#### [Exercise task]
Can you pull out each line of the data below that includes the word "labels"?

(Dataset entries)
▬▬▬▬▬▬

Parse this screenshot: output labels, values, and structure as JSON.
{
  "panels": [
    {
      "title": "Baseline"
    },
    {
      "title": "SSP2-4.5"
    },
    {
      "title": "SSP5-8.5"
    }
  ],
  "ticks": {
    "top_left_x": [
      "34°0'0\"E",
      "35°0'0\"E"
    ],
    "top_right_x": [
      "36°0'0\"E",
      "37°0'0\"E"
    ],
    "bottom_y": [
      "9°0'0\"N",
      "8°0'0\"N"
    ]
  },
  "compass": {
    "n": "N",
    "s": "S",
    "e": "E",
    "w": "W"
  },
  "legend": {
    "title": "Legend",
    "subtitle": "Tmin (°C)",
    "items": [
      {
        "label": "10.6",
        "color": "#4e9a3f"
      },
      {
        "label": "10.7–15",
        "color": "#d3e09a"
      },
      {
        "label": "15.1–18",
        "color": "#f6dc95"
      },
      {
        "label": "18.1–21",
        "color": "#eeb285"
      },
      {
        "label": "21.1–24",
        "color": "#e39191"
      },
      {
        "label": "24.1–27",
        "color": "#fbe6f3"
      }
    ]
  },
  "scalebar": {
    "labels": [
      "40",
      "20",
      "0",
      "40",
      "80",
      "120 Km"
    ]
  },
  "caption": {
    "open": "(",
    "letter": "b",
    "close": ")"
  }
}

▬▬▬▬▬▬

#### [Solution for this exercise]
Parse this screenshot: output labels, values, and structure as JSON.
    "labels": [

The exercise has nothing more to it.